* [Brief]
Pick out all lines in the listing holding the string "this" and copy them.

#### Input data

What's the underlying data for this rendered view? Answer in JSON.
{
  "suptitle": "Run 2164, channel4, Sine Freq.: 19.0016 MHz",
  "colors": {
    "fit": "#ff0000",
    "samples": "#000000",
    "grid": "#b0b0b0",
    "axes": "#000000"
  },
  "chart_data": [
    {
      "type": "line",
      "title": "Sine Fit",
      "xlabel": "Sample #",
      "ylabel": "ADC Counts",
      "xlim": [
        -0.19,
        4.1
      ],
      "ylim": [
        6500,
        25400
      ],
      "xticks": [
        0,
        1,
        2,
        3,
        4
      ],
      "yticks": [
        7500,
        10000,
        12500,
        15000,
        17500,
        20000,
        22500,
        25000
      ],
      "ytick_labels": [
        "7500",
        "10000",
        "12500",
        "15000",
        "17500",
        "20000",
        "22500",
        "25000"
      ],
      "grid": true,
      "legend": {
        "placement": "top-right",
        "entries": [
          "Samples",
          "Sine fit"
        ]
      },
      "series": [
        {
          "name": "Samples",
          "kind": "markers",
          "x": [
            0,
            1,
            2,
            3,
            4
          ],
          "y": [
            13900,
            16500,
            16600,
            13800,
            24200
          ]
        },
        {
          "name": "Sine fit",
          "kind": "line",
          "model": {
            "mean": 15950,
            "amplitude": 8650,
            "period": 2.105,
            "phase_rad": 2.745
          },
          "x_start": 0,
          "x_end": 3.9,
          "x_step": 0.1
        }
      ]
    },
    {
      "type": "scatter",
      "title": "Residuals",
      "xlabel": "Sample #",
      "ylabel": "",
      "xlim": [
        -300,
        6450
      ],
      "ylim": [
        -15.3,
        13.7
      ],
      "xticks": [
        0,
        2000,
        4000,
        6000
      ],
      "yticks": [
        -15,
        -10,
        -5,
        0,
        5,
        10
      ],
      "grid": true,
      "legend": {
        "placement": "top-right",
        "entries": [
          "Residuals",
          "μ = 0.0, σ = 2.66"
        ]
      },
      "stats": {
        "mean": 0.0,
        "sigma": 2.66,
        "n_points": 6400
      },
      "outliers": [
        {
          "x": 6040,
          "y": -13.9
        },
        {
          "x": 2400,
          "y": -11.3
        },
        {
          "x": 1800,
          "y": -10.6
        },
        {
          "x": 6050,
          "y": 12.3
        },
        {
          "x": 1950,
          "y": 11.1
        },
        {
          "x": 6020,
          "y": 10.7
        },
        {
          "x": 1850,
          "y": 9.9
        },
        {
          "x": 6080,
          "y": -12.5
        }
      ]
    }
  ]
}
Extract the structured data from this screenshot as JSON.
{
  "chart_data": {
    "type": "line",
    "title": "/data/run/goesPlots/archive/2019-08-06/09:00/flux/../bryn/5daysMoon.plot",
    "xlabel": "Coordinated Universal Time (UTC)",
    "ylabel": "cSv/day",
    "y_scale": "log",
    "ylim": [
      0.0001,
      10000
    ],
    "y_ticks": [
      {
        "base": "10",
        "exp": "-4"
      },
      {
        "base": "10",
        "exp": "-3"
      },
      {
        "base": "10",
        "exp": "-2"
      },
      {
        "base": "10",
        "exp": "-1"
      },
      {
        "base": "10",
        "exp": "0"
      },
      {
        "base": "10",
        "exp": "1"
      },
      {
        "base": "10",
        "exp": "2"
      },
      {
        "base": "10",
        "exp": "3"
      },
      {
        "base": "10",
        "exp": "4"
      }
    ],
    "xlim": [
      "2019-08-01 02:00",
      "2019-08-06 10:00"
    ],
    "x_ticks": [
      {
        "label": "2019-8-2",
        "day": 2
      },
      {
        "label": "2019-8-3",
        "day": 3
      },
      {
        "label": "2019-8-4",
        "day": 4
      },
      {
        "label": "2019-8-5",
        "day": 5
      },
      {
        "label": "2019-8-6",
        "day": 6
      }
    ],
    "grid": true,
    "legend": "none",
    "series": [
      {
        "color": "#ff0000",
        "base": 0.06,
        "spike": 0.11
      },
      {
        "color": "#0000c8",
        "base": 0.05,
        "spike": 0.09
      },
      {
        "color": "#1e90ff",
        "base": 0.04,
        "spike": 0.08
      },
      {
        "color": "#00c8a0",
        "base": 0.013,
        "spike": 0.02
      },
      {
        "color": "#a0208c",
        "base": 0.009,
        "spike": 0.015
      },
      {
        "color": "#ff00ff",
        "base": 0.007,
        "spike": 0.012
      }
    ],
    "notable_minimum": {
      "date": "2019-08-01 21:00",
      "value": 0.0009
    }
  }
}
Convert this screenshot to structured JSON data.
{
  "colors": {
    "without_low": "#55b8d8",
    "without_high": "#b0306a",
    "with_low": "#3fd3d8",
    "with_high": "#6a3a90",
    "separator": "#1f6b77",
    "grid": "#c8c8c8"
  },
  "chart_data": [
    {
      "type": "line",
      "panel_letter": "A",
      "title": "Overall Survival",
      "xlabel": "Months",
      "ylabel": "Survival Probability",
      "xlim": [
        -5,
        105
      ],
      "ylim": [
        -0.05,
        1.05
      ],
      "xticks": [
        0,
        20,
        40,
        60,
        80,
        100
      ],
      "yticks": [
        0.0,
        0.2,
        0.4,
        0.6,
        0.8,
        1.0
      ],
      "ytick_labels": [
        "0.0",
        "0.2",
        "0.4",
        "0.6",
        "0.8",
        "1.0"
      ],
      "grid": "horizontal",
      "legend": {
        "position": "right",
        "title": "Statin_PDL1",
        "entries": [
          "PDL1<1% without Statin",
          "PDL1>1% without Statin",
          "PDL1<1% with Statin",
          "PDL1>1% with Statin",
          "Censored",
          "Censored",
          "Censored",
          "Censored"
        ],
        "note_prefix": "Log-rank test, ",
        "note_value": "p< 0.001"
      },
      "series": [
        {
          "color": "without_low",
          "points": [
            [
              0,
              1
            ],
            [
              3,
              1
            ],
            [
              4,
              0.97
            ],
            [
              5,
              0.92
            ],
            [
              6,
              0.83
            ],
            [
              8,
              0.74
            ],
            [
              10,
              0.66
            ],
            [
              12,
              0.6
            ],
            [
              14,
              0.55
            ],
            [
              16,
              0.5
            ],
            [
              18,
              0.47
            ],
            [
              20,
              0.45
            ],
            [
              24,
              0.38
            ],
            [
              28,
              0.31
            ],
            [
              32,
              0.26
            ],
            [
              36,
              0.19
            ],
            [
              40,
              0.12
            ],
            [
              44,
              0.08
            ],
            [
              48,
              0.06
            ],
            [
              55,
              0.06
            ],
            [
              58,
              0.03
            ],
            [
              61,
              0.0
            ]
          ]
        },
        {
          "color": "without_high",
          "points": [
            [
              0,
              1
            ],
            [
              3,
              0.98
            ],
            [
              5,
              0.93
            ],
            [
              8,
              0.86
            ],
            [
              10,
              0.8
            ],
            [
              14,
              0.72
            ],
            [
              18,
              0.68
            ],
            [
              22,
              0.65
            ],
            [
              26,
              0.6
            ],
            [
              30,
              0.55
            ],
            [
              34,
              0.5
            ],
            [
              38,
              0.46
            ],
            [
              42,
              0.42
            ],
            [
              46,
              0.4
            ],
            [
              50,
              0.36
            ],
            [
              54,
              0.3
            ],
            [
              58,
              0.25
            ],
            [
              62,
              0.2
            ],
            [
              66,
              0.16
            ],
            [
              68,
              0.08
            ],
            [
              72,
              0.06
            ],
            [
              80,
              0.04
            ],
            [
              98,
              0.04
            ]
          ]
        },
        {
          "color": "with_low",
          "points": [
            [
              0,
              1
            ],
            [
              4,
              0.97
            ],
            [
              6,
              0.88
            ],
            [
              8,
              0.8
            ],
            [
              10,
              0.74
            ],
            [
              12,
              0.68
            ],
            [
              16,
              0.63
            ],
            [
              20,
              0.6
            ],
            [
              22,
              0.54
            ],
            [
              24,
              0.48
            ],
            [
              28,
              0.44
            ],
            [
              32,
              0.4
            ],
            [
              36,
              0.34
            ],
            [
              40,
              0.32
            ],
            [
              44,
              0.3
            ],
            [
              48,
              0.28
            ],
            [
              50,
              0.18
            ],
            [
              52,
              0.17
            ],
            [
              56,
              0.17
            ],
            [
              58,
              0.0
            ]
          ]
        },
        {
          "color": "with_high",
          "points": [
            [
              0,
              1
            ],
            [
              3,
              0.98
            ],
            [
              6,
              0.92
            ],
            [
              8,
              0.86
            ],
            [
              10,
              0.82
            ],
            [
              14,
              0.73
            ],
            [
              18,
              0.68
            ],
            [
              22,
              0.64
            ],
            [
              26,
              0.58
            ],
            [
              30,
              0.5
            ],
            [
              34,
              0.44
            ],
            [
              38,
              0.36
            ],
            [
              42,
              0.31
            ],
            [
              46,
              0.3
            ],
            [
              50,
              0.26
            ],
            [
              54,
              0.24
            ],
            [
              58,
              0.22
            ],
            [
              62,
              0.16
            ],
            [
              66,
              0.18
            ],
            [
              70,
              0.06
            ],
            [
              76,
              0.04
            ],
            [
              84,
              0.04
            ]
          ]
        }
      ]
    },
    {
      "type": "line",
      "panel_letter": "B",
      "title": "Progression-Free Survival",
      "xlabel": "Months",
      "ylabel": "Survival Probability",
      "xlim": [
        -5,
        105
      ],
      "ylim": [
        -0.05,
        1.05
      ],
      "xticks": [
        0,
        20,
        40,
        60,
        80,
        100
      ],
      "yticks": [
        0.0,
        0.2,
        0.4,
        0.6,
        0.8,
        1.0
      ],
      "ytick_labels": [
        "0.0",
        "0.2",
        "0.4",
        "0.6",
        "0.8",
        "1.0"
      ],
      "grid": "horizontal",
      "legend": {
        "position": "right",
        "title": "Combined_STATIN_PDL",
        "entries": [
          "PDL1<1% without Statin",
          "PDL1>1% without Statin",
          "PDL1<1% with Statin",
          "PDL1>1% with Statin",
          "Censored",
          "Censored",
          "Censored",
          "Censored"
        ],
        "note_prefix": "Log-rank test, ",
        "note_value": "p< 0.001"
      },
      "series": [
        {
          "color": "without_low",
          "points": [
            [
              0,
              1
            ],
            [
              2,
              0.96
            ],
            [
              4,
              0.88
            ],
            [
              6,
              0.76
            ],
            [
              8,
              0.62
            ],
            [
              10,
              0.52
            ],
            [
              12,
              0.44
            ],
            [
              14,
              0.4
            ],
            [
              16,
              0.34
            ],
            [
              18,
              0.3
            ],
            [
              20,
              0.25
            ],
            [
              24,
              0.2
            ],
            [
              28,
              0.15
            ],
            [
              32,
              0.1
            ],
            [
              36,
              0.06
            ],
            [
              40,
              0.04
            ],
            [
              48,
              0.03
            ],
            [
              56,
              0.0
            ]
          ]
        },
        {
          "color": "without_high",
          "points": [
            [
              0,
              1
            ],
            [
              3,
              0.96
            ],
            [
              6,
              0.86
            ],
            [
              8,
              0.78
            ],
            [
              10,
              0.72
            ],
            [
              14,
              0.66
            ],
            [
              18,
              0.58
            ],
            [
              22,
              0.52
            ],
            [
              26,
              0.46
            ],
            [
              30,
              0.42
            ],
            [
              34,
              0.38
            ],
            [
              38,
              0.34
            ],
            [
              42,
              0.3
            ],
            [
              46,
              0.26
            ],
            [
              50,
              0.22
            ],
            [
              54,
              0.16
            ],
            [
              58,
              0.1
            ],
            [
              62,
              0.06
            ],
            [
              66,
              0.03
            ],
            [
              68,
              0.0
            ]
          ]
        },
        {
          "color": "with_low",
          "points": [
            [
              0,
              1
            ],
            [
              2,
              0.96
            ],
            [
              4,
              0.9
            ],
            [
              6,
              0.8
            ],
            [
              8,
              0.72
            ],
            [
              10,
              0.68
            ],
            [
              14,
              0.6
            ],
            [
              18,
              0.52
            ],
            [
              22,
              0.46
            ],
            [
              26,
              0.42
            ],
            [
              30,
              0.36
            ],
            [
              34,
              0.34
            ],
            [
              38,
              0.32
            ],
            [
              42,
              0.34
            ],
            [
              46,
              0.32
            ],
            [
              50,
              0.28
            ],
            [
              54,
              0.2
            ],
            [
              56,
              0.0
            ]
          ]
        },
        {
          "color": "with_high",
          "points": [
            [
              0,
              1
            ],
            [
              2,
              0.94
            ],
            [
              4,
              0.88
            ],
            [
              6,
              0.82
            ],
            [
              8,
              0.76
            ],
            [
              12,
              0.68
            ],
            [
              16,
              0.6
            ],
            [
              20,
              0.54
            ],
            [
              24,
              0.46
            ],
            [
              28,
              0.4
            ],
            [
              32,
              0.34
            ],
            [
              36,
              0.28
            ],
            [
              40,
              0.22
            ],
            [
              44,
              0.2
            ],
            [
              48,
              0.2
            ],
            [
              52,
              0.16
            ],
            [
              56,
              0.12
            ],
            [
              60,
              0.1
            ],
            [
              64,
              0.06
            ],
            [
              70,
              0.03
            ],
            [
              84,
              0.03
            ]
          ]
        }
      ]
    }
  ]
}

########

* [Task result]
What's the underlying data for this rendered view? Answer in JSON.
Extract the structured data from this screenshot as JSON.
Convert this screenshot to structured JSON data.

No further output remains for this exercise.